Task directions:
Set down the whole listing verbatim.

Records:
-*-

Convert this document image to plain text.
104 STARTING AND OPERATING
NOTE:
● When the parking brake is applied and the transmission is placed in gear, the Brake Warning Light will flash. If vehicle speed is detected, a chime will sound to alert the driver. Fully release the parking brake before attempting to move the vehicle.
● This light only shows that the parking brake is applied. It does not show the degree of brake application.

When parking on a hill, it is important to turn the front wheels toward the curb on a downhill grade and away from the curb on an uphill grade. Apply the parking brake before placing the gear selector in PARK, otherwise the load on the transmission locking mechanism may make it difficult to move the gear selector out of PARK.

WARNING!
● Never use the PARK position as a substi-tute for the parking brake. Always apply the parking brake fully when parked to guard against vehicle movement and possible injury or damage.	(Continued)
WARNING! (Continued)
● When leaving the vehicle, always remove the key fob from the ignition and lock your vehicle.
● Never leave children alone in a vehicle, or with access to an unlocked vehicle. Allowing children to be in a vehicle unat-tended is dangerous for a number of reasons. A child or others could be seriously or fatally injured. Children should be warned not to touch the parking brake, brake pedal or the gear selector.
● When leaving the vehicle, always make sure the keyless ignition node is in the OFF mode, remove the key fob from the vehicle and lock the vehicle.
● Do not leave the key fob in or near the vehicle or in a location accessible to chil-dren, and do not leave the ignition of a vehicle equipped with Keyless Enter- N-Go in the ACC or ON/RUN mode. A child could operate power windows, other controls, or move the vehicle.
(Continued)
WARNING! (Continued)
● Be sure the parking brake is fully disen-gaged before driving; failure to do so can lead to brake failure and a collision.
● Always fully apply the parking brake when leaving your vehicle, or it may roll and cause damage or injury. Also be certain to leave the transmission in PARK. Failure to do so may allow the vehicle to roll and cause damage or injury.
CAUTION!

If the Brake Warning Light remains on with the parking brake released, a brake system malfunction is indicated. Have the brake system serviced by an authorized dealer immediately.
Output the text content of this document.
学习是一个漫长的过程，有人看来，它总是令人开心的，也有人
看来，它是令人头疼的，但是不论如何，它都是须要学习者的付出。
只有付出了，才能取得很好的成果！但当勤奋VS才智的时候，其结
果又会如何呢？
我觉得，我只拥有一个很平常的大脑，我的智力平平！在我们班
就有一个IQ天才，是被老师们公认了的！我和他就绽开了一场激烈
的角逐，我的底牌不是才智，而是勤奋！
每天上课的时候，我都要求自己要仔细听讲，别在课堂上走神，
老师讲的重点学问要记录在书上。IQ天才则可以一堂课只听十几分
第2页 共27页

-*-

Response to this task:
Convert this document image to plain text.
104 STARTING AND OPERATING
NOTE:
● When the parking brake is applied and the transmission is placed in gear, the Brake Warning Light will flash. If vehicle speed is detected, a chime will sound to alert the driver. Fully release the parking brake before attempting to move the vehicle.
● This light only shows that the parking brake is applied. It does not show the degree of brake application.

When parking on a hill, it is important to turn the front wheels toward the curb on a downhill grade and away from the curb on an uphill grade. Apply the parking brake before placing the gear selector in PARK, otherwise the load on the transmission locking mechanism may make it difficult to move the gear selector out of PARK.

WARNING!
● Never use the PARK position as a substi-tute for the parking brake. Always apply the parking brake fully when parked to guard against vehicle movement and possible injury or damage.	(Continued)
WARNING! (Continued)
● When leaving the vehicle, always remove the key fob from the ignition and lock your vehicle.
● Never leave children alone in a vehicle, or with access to an unlocked vehicle. Allowing children to be in a vehicle unat-tended is dangerous for a number of reasons. A child or others could be seriously or fatally injured. Children should be warned not to touch the parking brake, brake pedal or the gear selector.
● When leaving the vehicle, always make sure the keyless ignition node is in the OFF mode, remove the key fob from the vehicle and lock the vehicle.
● Do not leave the key fob in or near the vehicle or in a location accessible to chil-dren, and do not leave the ignition of a vehicle equipped with Keyless Enter- N-Go in the ACC or ON/RUN mode. A child could operate power windows, other controls, or move the vehicle.
(Continued)
WARNING! (Continued)
● Be sure the parking brake is fully disen-gaged before driving; failure to do so can lead to brake failure and a collision.
● Always fully apply the parking brake when leaving your vehicle, or it may roll and cause damage or injury. Also be certain to leave the transmission in PARK. Failure to do so may allow the vehicle to roll and cause damage or injury.
CAUTION!

If the Brake Warning Light remains on with the parking brake released, a brake system malfunction is indicated. Have the brake system serviced by an authorized dealer immediately.
Output the text content of this document.
学习是一个漫长的过程，有人看来，它总是令人开心的，也有人
看来，它是令人头疼的，但是不论如何，它都是须要学习者的付出。
只有付出了，才能取得很好的成果！但当勤奋VS才智的时候，其结
果又会如何呢？
我觉得，我只拥有一个很平常的大脑，我的智力平平！在我们班
就有一个IQ天才，是被老师们公认了的！我和他就绽开了一场激烈
的角逐，我的底牌不是才智，而是勤奋！
每天上课的时候，我都要求自己要仔细听讲，别在课堂上走神，
老师讲的重点学问要记录在书上。IQ天才则可以一堂课只听十几分
第2页 共27页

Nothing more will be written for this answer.